**REQUIREMENTS**
Assemble all lines in which the string "attention" appears.

**RECORDS FOR PROCESSING**
= = = = = = =
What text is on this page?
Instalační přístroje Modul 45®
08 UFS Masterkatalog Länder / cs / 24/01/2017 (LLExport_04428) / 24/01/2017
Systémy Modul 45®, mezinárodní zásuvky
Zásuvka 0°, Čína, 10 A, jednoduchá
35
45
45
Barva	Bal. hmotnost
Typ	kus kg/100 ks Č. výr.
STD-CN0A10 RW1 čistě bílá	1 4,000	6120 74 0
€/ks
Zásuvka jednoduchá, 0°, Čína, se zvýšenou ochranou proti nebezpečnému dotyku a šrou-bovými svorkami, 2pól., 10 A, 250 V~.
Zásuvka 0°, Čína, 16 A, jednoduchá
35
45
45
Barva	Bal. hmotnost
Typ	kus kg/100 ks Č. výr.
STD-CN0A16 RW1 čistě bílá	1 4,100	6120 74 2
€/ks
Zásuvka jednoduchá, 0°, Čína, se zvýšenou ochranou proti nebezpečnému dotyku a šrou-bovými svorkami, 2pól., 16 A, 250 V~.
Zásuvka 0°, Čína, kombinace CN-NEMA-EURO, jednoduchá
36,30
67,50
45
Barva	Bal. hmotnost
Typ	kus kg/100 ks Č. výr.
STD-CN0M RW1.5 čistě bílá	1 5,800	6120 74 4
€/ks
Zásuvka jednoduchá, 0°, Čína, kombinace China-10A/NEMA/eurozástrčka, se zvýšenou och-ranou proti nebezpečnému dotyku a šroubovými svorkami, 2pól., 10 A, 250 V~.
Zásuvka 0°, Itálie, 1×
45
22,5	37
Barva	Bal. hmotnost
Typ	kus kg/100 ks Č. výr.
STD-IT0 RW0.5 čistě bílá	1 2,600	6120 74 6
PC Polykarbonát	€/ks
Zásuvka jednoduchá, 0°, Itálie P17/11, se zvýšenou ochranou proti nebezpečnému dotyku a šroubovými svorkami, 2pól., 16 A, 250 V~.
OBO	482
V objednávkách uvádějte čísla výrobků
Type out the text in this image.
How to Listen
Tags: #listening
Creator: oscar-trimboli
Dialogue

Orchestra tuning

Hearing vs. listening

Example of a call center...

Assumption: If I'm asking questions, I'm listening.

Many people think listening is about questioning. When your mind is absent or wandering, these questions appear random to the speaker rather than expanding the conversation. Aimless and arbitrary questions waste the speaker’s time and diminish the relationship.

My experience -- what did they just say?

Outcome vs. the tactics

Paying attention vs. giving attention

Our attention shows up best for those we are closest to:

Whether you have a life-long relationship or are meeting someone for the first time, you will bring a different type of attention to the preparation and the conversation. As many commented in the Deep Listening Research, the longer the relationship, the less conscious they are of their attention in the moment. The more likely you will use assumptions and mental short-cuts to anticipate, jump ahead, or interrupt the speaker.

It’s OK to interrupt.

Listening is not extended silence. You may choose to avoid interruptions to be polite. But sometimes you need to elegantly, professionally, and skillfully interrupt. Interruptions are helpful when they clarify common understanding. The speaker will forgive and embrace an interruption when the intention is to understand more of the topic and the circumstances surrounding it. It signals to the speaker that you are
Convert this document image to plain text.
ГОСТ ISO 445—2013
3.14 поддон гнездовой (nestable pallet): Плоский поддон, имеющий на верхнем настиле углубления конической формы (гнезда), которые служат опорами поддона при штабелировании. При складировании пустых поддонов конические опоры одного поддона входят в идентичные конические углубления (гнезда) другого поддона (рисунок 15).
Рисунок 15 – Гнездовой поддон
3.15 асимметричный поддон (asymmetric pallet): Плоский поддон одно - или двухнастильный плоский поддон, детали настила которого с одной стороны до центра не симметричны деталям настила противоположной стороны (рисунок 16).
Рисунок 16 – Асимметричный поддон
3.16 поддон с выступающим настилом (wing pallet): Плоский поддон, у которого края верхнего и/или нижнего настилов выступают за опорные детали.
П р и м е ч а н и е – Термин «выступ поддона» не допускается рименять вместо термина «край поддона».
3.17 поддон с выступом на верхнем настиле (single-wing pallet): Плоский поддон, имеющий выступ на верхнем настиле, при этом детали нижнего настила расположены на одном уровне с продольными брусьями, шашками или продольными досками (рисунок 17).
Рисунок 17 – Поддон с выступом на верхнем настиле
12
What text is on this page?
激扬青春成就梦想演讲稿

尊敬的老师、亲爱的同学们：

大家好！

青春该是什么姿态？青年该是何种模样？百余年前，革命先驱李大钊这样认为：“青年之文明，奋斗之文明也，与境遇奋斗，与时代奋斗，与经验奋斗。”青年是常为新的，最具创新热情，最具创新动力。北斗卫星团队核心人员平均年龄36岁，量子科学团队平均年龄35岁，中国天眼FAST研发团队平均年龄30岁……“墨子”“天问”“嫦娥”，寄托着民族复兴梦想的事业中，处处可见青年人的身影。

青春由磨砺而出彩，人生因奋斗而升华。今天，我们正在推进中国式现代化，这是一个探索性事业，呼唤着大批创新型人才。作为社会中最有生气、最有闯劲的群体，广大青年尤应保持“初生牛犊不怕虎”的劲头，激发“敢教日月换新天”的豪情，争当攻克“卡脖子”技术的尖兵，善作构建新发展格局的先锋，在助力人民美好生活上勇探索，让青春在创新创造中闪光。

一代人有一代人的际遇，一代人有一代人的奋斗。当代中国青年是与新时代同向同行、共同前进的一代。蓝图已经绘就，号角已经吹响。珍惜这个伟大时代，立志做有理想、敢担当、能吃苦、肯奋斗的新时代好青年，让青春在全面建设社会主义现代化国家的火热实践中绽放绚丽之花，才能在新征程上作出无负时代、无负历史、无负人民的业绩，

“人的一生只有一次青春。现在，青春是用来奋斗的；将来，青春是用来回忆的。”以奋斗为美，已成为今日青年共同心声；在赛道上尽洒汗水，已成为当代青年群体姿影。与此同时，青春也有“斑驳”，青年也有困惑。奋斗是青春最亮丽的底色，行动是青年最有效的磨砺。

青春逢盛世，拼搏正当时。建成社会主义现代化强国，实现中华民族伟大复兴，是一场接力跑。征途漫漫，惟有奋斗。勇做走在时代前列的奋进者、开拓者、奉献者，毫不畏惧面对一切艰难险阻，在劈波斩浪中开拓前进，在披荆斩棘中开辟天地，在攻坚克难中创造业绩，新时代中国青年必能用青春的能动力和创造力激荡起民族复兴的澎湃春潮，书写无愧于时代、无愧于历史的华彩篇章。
= = = = = = =
**FINISHED ANSWER**
Paying attention vs. giving attention
Our attention shows up best for those we are closest to:
Whether you have a life-long relationship or are meeting someone for the first time, you will bring a different type of attention to the preparation and the conversation. As many commented in the Deep Listening Research, the longer the relationship, the less conscious they are of their attention in the moment. The more likely you will use assumptions and mental short-cuts to anticipate, jump ahead, or interrupt the speaker.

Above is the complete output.